> EXERCISE: Copy every line that holds "Your".

---------- GIVEN DATA ----------

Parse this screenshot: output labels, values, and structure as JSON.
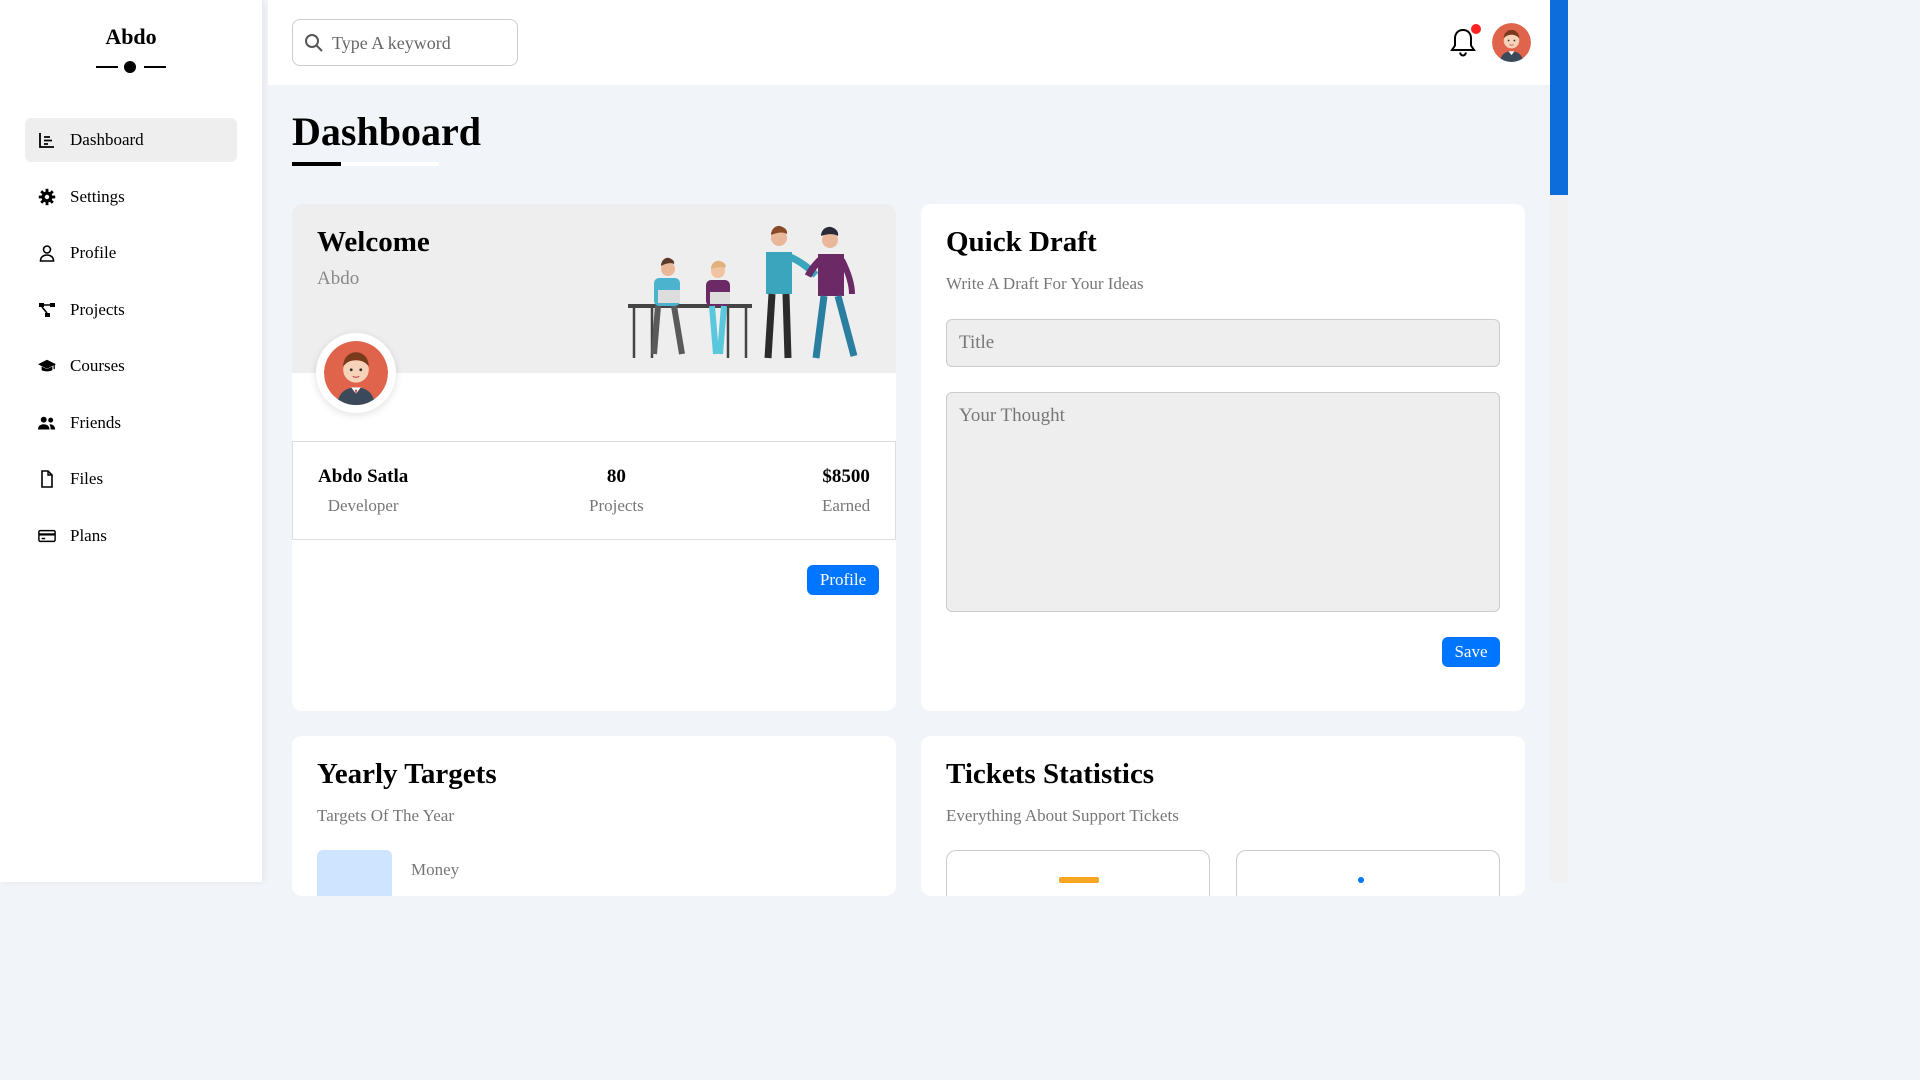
{
  "brand": {
    "name": "Abdo"
  },
  "sidebar": {
    "items": [
      {
        "label": "Dashboard",
        "icon": "chart-icon",
        "active": true
      },
      {
        "label": "Settings",
        "icon": "gear-icon"
      },
      {
        "label": "Profile",
        "icon": "user-icon"
      },
      {
        "label": "Projects",
        "icon": "diagram-icon"
      },
      {
        "label": "Courses",
        "icon": "graduation-cap-icon"
      },
      {
        "label": "Friends",
        "icon": "users-icon"
      },
      {
        "label": "Files",
        "icon": "file-icon"
      },
      {
        "label": "Plans",
        "icon": "credit-card-icon"
      }
    ]
  },
  "header": {
    "search_placeholder": "Type A keyword",
    "notification_dot_color": "#ff2222"
  },
  "page": {
    "title": "Dashboard"
  },
  "welcome": {
    "title": "Welcome",
    "subtitle": "Abdo",
    "stats": [
      {
        "value": "Abdo Satla",
        "label": "Developer"
      },
      {
        "value": "80",
        "label": "Projects"
      },
      {
        "value": "$8500",
        "label": "Earned"
      }
    ],
    "button": "Profile"
  },
  "draft": {
    "title": "Quick Draft",
    "subtitle": "Write A Draft For Your Ideas",
    "title_placeholder": "Title",
    "thought_placeholder": "Your Thought",
    "button": "Save"
  },
  "targets": {
    "title": "Yearly Targets",
    "subtitle": "Targets Of The Year",
    "first_label": "Money"
  },
  "tickets": {
    "title": "Tickets Statistics",
    "subtitle": "Everything About Support Tickets"
  },
  "colors": {
    "accent": "#0075ff",
    "scroll": "#0d6ddb"
  }
}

----------

> TASK RESPONSE:
    "subtitle": "Write A Draft For Your Ideas",
    "thought_placeholder": "Your Thought",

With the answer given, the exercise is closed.